[start of Listed records]
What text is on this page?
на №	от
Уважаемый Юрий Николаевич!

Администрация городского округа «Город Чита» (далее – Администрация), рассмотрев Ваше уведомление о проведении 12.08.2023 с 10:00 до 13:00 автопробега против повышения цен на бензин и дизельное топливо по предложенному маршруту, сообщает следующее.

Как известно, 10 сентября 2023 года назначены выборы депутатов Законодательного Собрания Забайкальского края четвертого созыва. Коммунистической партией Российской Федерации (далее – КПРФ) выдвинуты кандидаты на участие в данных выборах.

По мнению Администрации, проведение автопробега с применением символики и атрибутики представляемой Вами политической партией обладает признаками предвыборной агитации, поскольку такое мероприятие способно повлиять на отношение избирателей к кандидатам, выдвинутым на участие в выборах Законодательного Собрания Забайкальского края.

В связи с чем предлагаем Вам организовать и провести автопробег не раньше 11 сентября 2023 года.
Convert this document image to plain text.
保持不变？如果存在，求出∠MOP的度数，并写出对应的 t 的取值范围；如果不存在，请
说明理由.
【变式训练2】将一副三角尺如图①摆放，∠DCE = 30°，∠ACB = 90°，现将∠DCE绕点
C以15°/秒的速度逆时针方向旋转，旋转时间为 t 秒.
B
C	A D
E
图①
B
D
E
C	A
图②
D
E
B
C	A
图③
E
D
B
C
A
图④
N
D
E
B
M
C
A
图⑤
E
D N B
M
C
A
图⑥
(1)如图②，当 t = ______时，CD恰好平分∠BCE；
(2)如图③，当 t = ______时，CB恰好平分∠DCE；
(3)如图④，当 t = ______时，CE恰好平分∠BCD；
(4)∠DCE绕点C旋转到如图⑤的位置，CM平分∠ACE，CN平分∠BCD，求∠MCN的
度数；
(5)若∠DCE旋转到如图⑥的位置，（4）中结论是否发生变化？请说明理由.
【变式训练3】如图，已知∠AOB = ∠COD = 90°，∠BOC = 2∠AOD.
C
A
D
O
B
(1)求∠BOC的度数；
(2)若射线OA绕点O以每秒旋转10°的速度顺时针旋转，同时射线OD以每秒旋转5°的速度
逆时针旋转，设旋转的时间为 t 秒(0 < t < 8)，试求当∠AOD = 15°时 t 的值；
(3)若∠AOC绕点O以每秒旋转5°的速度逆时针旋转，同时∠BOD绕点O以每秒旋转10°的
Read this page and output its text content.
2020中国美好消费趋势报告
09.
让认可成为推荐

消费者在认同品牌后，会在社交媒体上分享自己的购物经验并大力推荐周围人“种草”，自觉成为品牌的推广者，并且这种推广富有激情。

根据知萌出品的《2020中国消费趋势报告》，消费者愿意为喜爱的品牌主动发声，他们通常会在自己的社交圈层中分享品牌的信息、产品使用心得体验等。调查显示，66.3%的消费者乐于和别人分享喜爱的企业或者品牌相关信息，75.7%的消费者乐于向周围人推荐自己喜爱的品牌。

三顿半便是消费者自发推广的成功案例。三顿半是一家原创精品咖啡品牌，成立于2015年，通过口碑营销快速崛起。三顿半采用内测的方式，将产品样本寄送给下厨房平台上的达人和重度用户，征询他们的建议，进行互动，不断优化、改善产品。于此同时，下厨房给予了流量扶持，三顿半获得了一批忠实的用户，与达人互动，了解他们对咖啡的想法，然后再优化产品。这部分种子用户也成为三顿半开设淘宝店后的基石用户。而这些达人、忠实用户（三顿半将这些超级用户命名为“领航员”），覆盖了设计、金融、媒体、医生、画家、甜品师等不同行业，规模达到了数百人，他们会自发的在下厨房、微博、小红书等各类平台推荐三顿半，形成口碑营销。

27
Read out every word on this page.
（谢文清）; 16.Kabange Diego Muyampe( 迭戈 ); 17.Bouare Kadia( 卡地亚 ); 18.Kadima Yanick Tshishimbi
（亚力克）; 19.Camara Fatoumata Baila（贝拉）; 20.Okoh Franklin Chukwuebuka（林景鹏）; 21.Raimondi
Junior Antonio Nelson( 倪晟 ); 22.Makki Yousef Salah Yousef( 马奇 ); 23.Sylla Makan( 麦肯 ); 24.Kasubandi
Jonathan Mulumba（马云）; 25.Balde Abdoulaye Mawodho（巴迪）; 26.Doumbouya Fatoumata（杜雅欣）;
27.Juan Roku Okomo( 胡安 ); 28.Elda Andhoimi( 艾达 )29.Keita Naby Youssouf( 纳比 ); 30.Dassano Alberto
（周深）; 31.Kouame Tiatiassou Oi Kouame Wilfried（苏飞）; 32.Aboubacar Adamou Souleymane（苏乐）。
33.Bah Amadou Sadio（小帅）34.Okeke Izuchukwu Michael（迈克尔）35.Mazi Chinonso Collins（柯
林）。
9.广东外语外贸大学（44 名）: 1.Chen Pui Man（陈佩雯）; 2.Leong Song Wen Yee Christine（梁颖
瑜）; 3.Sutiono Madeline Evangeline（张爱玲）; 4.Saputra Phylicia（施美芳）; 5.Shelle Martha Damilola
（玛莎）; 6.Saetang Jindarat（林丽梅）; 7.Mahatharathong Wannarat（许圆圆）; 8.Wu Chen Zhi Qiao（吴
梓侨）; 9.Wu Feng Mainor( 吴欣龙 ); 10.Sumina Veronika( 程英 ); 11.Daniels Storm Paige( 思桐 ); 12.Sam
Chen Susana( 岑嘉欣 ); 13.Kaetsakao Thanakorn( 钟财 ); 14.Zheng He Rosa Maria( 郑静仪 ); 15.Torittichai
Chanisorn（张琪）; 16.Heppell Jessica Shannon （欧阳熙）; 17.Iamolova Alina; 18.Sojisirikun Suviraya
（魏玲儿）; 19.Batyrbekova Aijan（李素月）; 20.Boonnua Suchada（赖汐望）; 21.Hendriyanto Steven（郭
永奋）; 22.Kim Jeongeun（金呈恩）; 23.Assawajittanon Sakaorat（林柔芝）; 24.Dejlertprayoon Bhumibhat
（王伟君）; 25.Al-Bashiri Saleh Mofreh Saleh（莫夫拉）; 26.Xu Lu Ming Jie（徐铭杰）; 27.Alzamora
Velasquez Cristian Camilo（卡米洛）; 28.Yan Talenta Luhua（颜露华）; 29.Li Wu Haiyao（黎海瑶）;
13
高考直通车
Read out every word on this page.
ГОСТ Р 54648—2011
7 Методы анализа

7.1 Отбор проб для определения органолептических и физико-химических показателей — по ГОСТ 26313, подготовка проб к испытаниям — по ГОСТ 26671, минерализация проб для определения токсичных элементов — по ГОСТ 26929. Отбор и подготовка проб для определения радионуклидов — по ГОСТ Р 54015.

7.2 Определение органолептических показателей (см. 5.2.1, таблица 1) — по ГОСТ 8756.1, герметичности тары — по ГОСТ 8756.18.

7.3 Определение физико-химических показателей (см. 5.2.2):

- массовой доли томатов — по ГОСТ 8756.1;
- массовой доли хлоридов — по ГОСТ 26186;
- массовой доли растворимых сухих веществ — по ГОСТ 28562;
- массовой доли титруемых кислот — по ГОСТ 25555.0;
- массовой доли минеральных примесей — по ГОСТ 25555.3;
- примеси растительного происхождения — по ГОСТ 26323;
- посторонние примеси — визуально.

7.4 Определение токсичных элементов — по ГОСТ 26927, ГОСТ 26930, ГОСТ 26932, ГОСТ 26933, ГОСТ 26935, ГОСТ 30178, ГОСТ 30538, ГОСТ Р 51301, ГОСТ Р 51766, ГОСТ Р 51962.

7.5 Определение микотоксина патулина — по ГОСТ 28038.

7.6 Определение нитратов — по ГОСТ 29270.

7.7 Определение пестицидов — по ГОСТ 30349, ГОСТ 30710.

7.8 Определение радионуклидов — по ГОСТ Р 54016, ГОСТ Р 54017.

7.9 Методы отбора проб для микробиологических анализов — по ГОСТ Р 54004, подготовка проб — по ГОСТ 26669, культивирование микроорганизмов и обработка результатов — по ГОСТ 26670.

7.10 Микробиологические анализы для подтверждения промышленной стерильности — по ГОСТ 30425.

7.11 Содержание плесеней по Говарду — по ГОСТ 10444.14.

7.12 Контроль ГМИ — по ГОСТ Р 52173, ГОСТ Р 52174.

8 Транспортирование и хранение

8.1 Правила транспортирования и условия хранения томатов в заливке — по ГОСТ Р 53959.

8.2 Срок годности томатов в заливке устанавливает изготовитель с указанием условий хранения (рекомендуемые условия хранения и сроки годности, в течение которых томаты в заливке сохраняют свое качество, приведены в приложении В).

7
[end of Listed records]
#### Aim of the exercise
Which lines in the listing above hold the word "физико"? Show each of them.

#### Solution
7.1 Отбор проб для определения органолептических и физико-химических показателей — по ГОСТ 26313, подготовка проб к испытаниям — по ГОСТ 26671, минерализация проб для определения токсичных элементов — по ГОСТ 26929. Отбор и подготовка проб для определения радионуклидов — по ГОСТ Р 54015.
7.3 Определение физико-химических показателей (см. 5.2.2):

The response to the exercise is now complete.